-- start Records shown --

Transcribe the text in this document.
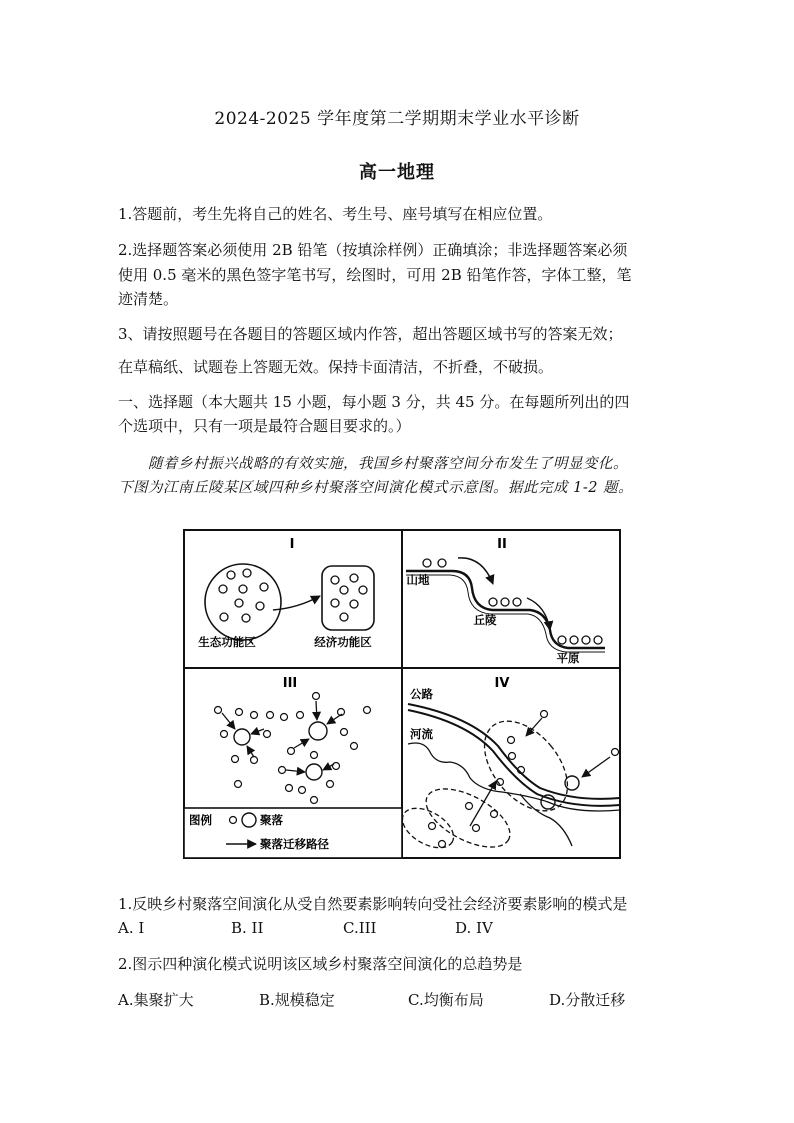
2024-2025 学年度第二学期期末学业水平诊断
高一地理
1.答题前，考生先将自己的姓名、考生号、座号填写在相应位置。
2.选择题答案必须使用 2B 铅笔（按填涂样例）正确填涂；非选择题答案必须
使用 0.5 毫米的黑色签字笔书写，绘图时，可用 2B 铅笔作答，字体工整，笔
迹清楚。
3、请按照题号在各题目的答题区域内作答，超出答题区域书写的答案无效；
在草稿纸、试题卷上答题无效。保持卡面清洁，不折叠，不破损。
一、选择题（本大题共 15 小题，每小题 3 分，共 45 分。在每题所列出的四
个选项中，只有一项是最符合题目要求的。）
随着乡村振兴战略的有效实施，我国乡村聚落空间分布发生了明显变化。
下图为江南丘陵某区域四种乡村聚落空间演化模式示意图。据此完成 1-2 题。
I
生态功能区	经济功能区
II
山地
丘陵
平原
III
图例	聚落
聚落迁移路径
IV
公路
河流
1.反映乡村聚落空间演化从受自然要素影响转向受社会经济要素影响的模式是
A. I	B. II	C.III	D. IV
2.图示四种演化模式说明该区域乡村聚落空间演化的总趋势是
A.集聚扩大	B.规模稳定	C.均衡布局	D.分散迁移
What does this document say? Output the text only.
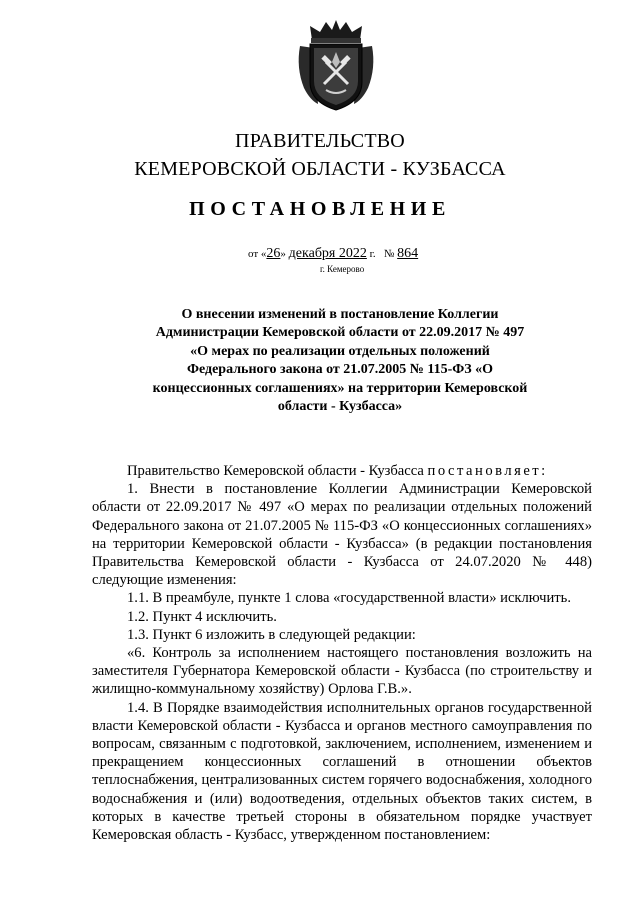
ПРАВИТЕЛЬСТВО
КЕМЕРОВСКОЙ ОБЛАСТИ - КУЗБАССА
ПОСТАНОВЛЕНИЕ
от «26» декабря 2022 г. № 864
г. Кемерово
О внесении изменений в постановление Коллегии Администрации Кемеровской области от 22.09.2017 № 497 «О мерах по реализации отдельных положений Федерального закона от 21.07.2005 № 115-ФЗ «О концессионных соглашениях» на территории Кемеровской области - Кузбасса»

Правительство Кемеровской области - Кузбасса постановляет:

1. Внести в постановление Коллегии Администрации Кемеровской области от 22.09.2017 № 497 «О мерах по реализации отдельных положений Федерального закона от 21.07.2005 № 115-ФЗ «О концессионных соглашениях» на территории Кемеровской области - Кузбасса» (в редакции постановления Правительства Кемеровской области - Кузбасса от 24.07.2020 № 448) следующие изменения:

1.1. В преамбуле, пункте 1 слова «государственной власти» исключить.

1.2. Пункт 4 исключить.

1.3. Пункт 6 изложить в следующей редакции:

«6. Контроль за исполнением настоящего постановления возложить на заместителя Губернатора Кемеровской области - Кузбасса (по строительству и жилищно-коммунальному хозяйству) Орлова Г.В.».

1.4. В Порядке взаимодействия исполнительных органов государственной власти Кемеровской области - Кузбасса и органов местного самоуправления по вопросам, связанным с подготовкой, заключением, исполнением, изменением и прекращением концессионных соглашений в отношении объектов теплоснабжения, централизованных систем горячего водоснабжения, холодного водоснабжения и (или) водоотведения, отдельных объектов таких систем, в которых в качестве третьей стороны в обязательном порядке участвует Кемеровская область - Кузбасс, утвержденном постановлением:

-- end Records shown --

Go through the listing above and pull out each line containing the word "text".

Output -
Transcribe the text in this document.
What does this document say? Output the text only.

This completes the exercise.